## EXCERPT TO READ

--- START ---

Niourk (published 1957) is a science fiction novel by the French writer Stefan Wul. It first appeared as one of the Fleuve Noir "Anticipation" novels, a series published in France since 1951 which reflected the authors' attitudes towards the supposed post war rise of a "technocracy" in the country.

Plot
It presents a future in which Earth is deserted and only small bands of hunter-gatherer tribes exist, and live on paleolithic level.

The name of the novel, "Niourk", comes from the pronunciation of the name of New York City.

The "Black Child" lives with his tribe in the dry bottom of the Caribbean Sea, Cuba and Haiti are mountain ranges.  Considered a mutant because of his skin colour he is sentenced to die by the tribal shaman when the shaman has returned from his pilgrimage to the city of the gods.  When the shaman does not come back the child defies taboo and follows the shaman's route into the ruins of an abandoned city.  There he comes into contact with pre-apocalyptic human artefacts.  He picks up a laser rifle. Black Child finds the frozen dead body of the shaman and, according to tribal custom, eats the shaman's brain and adds one of the shaman's vertebrae to the necklace of similar vertebrae that is the symbol of his power. By doing this the black child becomes the tribal shaman. The child is attacked by a bear, defends himself with the laser weapon and then, instead of killing it, tames the beast.  It becomes his companion.

In the meantime, driven from their usual hunting grounds by a wildfire which has driven off all the game, the tribe moves toward another hunting area, where they are attacked by intelligent, tentacled monsters mutated from octopuses by nuclear waste on the bottom of the, now nearly dry, Atlantic Ocean. Tribesmen kill one of the monsters, and eat it, which makes them stronger, faster and more intelligent. However, they are also heavily irradiated.

The Black Child returns to the tribe and saves them with the laser rifle from a larger monster attack, He then eats one of the monster's brains and begins to experience exponential transformation of his intellect and abilities, but is also heavily irradiated.

--- END ---

## DATA SEGMENT
--- START ---

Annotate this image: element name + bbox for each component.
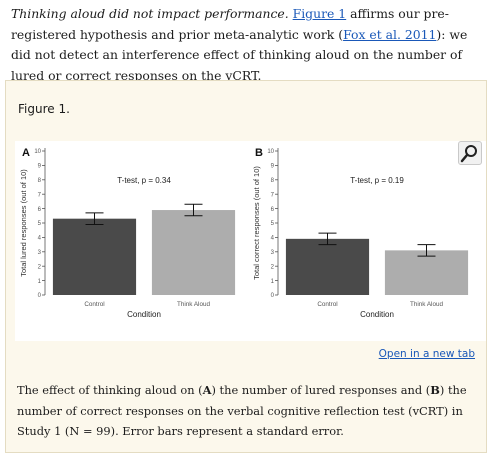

--- END ---

## TASKS TO COMPLETE
1. Say whether each statement agrees with the Niourk passage, answering yes or no and quoting the deciding words: (a) The novel first appeared in the Fleuve Noir "Anticipation" series. (b) The Black Child kills the bear that attacks him. (c) A flood drives the tribe from its usual hunting grounds.
2. Please reproduce the Niourk passage between "In the meantime, driven" and "is also heavily irradiated.", inclusive.
The data is separate material from the Niourk passage.

## WORKED ANSWERS
1.
(a) Yes: "It first appeared as one of the Fleuve Noir "Anticipation" novels"
(b) No: "instead of killing it, tames the beast."
(c) No: "driven from their usual hunting grounds by a wildfire which has driven off all the game"

2.
In the meantime, driven from their usual hunting grounds by a wildfire which has driven off all the game, the tribe moves toward another hunting area, where they are attacked by intelligent, tentacled monsters mutated from octopuses by nuclear waste on the bottom of the, now nearly dry, Atlantic Ocean. Tribesmen kill one of the monsters, and eat it, which makes them stronger, faster and more intelligent. However, they are also heavily irradiated.

The Black Child returns to the tribe and saves them with the laser rifle from a larger monster attack, He then eats one of the monster's brains and begins to experience exponential transformation of his intellect and abilities, but is also heavily irradiated.